Saturday, February 20, 2016

The pros and cons of buying in short...

I've been talking poker with a few friends this weekend. We've been texting back and forth as well as talking one-on-one about strategies and ideas.  I'm curious whether any of my readers have any insight with the following premise:

My friend (and I swear this isn't an "I have a friend who..." when it's really me, 'cause this is not about me) was talking about his poker sessions being few and far between.  When he (or she, to keep it completely anonymous) gets to finally play, it's usually a massive series of sessions (i.e. 6-7 nights and days of poker), so I'd best describe his discussion as "rust" on the poker game.  However, his complaint was that during his first and/or second session, he's so eager and excited, he quickly finds himself behind a buy in or 3.

I've had this happen to me when I first started playing live poker, so I can relate to his predicament.  I thought about his issue for a while and started to discuss possible solutions.  The one solution I really focused on was trying to buy in short.  At a 1/2 game, this means buying in for the $60 or so minimum... or even starting with $100 if he must.  We talked through the pros and cons and here's what we came up with:


  • Limited down side.  Buying in 3 times and shooting that off can be less than a full buy in of $200.
  • Gives him time to get a feel for the table and top off later.
  • Gives him time to get a feel for his own game and top off when his heartbeat has baselined and the rust has been shaken off.
  • Forces him to play on the tighter side because he knows full well that he shouldn't be calling raises with suited connectors and broadway, nor should he be calling raises with non premium pocket pairs since set mining is unprofitable.
  • He can ship over raises (i.e. squeeze) more frequently as a short stack; 3-4 callers @ $8-10 a pop; he can cavalierly 3bet all in to $60 and be profitable a helluva lot!
  • Limited up side.  If he hits a nut hand, he won't get a maximum payoff.
  • He may forget to top off (I don't know if this is really a con though)
  • He's playing less than 10% of the range, which is kinda boring ABC poker.
Do my readers have any other suggestions?  Any other pros / cons that we're not considering?  How do you approach live poker when it's been a month [or longer] since your last session?  Does that approach differ if it's around a month until each session that you play?


  1. It could very well be... but I won't identify the person unless he speaks up...

  2. I do this whenever I play somewhere new or when I haven't played in a few weeks. Even after years of playing I still get nerves when I first sit down to play after a while away from playing. I usually buy in short for around $150 at a 1/2 table with the rule that I'm not getting involved in too many pots. I focus the first few orbits on getting a general idea of who the action players are and who the nits are in relation to where I'm sitting. It usually doesn't take more than two orbits to relax my nerves. If I've won a few small pots there's sometimes no reason to top off but if I've leaked away any I'll go ahead.

    The longer it take to get in the right mindset and, as you say, shake the rust off the less I think the buy in should be. I agree that $60-100 would be a good place to start.

    One other thing that has helped me is keeping a separate poker bankroll. For me, my nerves are mostly psychological. When I first sit down I think of the chips as money and after a few orbits start thinking of them as more of a tool to play the game. This is much easier to do during the game and even in between sessions with a bankroll that is completely separate from my regular pay-the-bills/buy-the-groceries money.

(What you need to do):
1. Print the stretch of the poker post about buying in short from "My friend (and" through "buy in or 3.", word for word.
2. Carry on the poker post about buying in short from the point where it ends.

(Listing):
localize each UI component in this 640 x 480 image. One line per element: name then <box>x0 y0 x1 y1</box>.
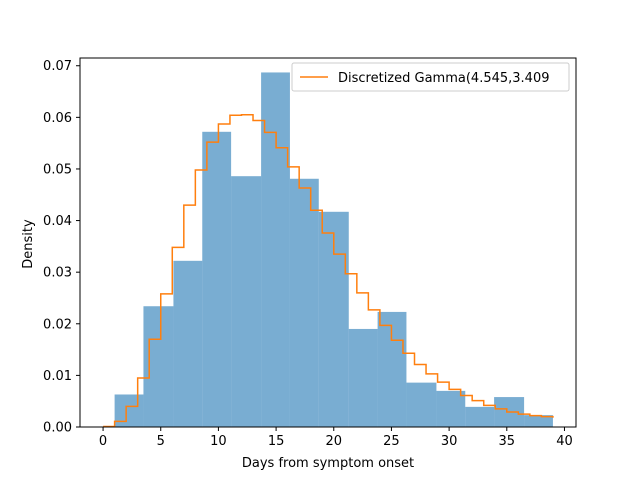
x-tick-label: 30 <box>441 434 458 449</box>
plot-frame <box>79 57 577 428</box>
x-tick-label: 25 <box>383 434 400 449</box>
histogram-bar <box>348 328 378 427</box>
histogram-bar <box>143 306 174 427</box>
histogram-bar <box>231 176 262 427</box>
x-tick-label: 0 <box>99 434 107 449</box>
y-tick-label: 0.04 <box>43 214 72 229</box>
histogram-bars <box>114 72 553 428</box>
histogram-bar <box>406 382 437 427</box>
x-tick-label: 5 <box>157 434 165 449</box>
y-tick-label: 0.03 <box>43 266 72 281</box>
gamma-step-line <box>103 114 554 428</box>
histogram-bar <box>114 394 144 427</box>
histogram-bar <box>436 390 466 427</box>
axes <box>79 57 577 428</box>
legend-entry-gamma: Discretized Gamma(4.545,3.409 <box>338 71 550 86</box>
y-tick-label: 0.05 <box>43 162 72 177</box>
y-tick-label: 0.01 <box>43 369 72 384</box>
histogram-bar <box>173 260 203 427</box>
x-axis-label: Days from symptom onset <box>242 456 414 471</box>
y-tick-label: 0.00 <box>43 421 72 436</box>
histogram-bar <box>465 406 495 427</box>
legend: Discretized Gamma(4.545,3.409 <box>291 62 570 92</box>
histogram-bar <box>289 178 319 427</box>
x-tick-label: 40 <box>556 434 573 449</box>
y-tick-label: 0.02 <box>43 317 72 332</box>
x-tick-label: 10 <box>210 434 227 449</box>
x-tick-label: 35 <box>499 434 516 449</box>
x-axis-ticks: 0 5 10 15 20 25 30 35 40 <box>99 427 573 449</box>
legend-frame <box>291 62 570 92</box>
y-tick-label: 0.06 <box>43 111 72 126</box>
x-tick-label: 20 <box>325 434 342 449</box>
histogram-bar <box>261 72 290 427</box>
y-tick-label: 0.07 <box>43 59 72 74</box>
x-tick-label: 15 <box>268 434 285 449</box>
histogram-bar <box>524 415 553 427</box>
y-axis-label: Density <box>21 219 36 269</box>
y-axis-ticks: 0.00 0.01 0.02 0.03 0.04 0.05 0.06 0.07 <box>43 59 80 436</box>
histogram-bar <box>202 131 232 428</box>
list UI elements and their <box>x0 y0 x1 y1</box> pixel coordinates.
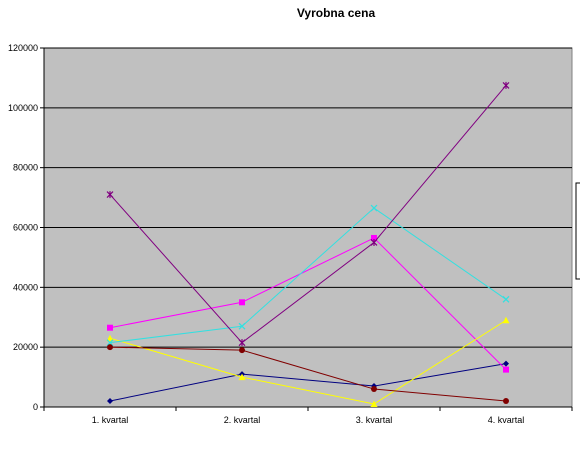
series-line <box>109 207 507 344</box>
data-point <box>502 295 510 303</box>
series-line <box>109 85 507 344</box>
legend-box <box>575 182 580 280</box>
series-6 <box>107 344 509 405</box>
series-line <box>109 319 507 405</box>
data-point <box>238 322 246 330</box>
series-line <box>109 346 507 402</box>
x-tick-label: 4. kvartal <box>488 415 525 425</box>
y-tick-label: 20000 <box>13 342 38 352</box>
series-2 <box>107 234 509 373</box>
data-point <box>238 373 246 381</box>
x-tick-label: 3. kvartal <box>356 415 393 425</box>
x-tick-label: 2. kvartal <box>224 415 261 425</box>
y-tick-label: 80000 <box>13 163 38 173</box>
data-point <box>371 234 377 241</box>
series-group <box>106 81 510 408</box>
data-point <box>370 400 378 408</box>
data-point <box>503 360 509 367</box>
data-point <box>238 339 246 347</box>
y-tick-label: 0 <box>33 402 38 412</box>
series-line <box>109 237 507 370</box>
data-point <box>503 398 509 405</box>
data-point <box>503 366 509 373</box>
data-point <box>107 398 113 405</box>
y-tick-label: 100000 <box>8 103 38 113</box>
series-3 <box>106 316 510 408</box>
data-point <box>239 299 245 306</box>
x-tick-label: 1. kvartal <box>92 415 129 425</box>
data-point <box>107 324 113 331</box>
y-axis: 0 20000 40000 60000 80000 100000 120000 <box>8 43 45 412</box>
chart-title: Vyrobna cena <box>297 6 376 20</box>
data-point <box>502 316 510 324</box>
y-tick-label: 120000 <box>8 43 38 53</box>
data-point <box>370 204 378 212</box>
data-point <box>502 81 510 89</box>
data-point <box>106 339 114 347</box>
y-tick-label: 40000 <box>13 282 38 292</box>
series-5 <box>106 81 510 347</box>
data-point <box>370 238 378 246</box>
data-point <box>371 386 377 393</box>
series-line <box>109 363 507 402</box>
legend <box>575 182 580 280</box>
data-point <box>106 191 114 199</box>
data-point <box>107 344 113 351</box>
y-tick-label: 60000 <box>13 223 38 233</box>
data-point <box>239 347 245 354</box>
data-point <box>106 334 114 342</box>
series-4 <box>106 204 510 347</box>
x-axis: 1. kvartal 2. kvartal 3. kvartal 4. kvartal <box>43 406 573 425</box>
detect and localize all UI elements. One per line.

(Per-task outputs):
1.
My friend (and I swear this isn't an "I have a friend who..." when it's really me, 'cause this is not about me) was talking about his poker sessions being few and far between.  When he (or she, to keep it completely anonymous) gets to finally play, it's usually a massive series of sessions (i.e. 6-7 nights and days of poker), so I'd best describe his discussion as "rust" on the poker game.  However, his complaint was that during his first and/or second session, he's so eager and excited, he quickly finds himself behind a buy in or 3.

2.
    1. Good point! I forgot about way back when, when I did not keep a separate poker bankroll. I think that made a huge difference- keeping money apart from my wife and my joint account as well. In addition to the psychological stresses, my wife would freak out over a loss, but expect a win. The way it is now, I give her cash when the bankroll supports it, but at my option. It's nice because on average, I know I'll make money over time, but I don't need to make money every time nor feel compelled to not talk about a loss.

    2. I would agree that buying in short puts a stop-loss mechanism in place, especially when emotions are running high. For the person that rarely plays, your list is spot on and reducing the bleeding is probably the best she/he could do. However, this is not a cure; it's simply treatment. The real solutions (and this applies to all players) would be for your friend to work on her/his mental game with the goal of beginning each session in his "A" zone and not entering in his B or C game. Perhaps she/he could try meditating. This helps me a lot in Day 2 of tournaments or during breaks if I'm making a deep run. Find a corner that's quiet and focus on deep breathing for 10-15 minutes. Forget the fact that you're not at the table and could be playing. The hands will keep being dealt whether you are there or not. Focus on getting your head right and then go in there and pick up all of those pots from players operating in their B and C zones :)

  3. I don't think your "friend's" issue is an excitement and eagerness issue. The game might have some rust, but perhaps tightening up is the best answer -- not playing the small pocket pairs (which never seem to hit initially, u see), suited connectors and the like. While giving up the chance to stack is a real negative in my mind (speaking as one who has had sessions where I was up $300-600 in less than an hour), keeping focused on not bleeding chips and being able to be the short stack guy who squeezes might be acceptable alternatives. Thanks for mentioning things to consider.

  4. Another possible pro to short stacking is related to your 4th bullet in the pro list. In the live $1/2 games I play, most of the players are not short stacked. If that's the case where you play, it means the other larger stacks will be playing incorrectly against your short stack (i.e. playing small pairs, suited connectors for poor odds). They will be playing those hands correctly against the other larger stacks (which they should), but not against yours--which is to your benefit.

  5. I have heard others recommend this and have adopted some of the buying short ideas. At a $300 max table, I used to buy $300 no matter what. Now, I will buy $200 and keep a black chip ($100) in my pocket. Once I feel comfortable with the table (or once I need it), I quietly take out the black chip and put it atop my stack. I do not hide it (that would be angle shooting), but I do not have to ask for another $100 (thus tipping off my opponents that I am losing or are ready to change gears). This is all to say I support your recommendation. Buy in short until you are comfortable. This way, if you shoot your load too early, the damage is not too severe.